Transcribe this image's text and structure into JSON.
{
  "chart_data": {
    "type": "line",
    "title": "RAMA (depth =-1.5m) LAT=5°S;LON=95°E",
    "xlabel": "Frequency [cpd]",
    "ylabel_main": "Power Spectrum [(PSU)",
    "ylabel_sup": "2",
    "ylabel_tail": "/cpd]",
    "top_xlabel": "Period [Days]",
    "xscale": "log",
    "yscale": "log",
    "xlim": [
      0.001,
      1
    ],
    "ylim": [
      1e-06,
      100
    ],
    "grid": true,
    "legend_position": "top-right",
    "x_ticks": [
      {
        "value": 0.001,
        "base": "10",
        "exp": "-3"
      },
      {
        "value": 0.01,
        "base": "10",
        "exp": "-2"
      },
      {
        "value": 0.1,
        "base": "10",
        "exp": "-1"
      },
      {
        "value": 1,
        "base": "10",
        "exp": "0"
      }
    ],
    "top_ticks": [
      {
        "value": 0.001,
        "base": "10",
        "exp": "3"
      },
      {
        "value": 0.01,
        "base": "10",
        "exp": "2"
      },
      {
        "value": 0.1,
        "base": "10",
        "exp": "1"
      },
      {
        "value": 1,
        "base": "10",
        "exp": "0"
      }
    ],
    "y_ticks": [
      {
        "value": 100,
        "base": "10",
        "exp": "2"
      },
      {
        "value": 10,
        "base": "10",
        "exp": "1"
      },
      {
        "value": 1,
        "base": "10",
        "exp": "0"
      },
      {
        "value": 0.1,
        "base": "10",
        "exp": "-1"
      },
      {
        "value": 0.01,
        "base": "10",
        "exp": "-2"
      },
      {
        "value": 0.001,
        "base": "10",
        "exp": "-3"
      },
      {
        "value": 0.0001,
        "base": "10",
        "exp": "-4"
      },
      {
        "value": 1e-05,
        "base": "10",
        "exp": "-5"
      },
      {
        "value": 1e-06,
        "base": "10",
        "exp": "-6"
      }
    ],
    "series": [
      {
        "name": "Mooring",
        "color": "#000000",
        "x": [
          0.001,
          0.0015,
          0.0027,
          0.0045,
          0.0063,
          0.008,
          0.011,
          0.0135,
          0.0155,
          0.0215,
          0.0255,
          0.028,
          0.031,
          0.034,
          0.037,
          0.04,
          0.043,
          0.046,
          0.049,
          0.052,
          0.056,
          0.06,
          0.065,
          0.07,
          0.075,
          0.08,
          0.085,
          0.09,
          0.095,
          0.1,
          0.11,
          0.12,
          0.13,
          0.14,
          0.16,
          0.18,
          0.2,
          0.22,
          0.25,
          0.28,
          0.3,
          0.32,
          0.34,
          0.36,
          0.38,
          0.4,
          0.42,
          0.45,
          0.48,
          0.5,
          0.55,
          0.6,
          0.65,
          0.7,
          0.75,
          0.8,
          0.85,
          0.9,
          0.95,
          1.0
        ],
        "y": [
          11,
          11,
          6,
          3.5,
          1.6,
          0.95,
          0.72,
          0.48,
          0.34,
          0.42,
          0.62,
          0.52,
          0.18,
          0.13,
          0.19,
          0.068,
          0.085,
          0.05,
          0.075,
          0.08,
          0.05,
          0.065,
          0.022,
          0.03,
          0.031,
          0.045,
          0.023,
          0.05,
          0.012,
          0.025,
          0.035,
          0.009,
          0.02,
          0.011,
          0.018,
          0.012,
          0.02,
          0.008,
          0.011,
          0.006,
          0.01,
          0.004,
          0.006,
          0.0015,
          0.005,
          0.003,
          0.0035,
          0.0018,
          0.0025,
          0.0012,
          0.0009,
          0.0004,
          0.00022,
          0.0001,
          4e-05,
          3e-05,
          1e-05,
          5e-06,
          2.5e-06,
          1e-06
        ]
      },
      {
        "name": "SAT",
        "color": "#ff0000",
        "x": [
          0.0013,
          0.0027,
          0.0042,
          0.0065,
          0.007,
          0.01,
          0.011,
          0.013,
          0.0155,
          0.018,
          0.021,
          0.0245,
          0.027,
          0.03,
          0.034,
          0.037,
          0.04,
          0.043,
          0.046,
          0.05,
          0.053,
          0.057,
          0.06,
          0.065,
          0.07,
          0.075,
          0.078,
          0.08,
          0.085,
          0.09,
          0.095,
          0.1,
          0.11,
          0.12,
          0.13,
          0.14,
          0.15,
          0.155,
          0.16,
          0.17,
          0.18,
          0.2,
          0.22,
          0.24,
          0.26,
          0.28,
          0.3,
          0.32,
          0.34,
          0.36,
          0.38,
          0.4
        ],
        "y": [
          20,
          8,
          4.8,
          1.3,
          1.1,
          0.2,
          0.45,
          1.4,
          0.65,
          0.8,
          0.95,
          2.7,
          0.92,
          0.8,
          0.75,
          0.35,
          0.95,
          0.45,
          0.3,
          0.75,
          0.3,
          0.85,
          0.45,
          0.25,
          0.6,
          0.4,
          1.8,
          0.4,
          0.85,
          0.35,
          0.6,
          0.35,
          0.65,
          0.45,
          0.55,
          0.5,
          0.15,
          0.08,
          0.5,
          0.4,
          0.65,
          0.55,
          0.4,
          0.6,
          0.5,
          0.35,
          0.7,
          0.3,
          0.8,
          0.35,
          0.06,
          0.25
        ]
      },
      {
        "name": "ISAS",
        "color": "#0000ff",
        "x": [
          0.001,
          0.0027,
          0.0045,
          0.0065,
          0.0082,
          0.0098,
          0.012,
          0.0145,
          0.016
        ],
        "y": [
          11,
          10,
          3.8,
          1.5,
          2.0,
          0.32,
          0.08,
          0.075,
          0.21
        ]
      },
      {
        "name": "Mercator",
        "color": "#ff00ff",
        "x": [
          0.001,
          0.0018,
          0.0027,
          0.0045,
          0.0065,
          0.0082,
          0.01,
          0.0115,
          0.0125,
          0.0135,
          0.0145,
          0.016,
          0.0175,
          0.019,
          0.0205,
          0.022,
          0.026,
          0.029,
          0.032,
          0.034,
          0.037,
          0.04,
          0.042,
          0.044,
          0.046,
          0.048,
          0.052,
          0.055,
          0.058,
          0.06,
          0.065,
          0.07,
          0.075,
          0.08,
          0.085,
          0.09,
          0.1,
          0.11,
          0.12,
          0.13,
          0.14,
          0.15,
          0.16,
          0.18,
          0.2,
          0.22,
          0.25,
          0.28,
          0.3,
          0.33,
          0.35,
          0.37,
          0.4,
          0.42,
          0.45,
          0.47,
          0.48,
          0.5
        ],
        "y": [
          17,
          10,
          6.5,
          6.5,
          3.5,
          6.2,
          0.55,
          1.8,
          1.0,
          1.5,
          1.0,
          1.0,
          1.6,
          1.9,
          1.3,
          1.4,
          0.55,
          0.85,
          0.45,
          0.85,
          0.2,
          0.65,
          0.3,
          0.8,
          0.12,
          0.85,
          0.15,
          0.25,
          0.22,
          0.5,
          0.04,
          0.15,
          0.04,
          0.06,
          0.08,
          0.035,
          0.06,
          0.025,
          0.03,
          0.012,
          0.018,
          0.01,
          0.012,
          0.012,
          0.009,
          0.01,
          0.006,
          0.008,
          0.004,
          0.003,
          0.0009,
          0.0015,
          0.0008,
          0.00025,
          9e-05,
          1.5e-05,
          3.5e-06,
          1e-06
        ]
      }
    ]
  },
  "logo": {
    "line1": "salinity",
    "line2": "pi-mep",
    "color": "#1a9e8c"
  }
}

[Aim of the task] Show every line where the string "name" appears.

[Solution to the exercise]
        "name": "Mooring",
        "name": "SAT",
        "name": "ISAS",
        "name": "Mercator",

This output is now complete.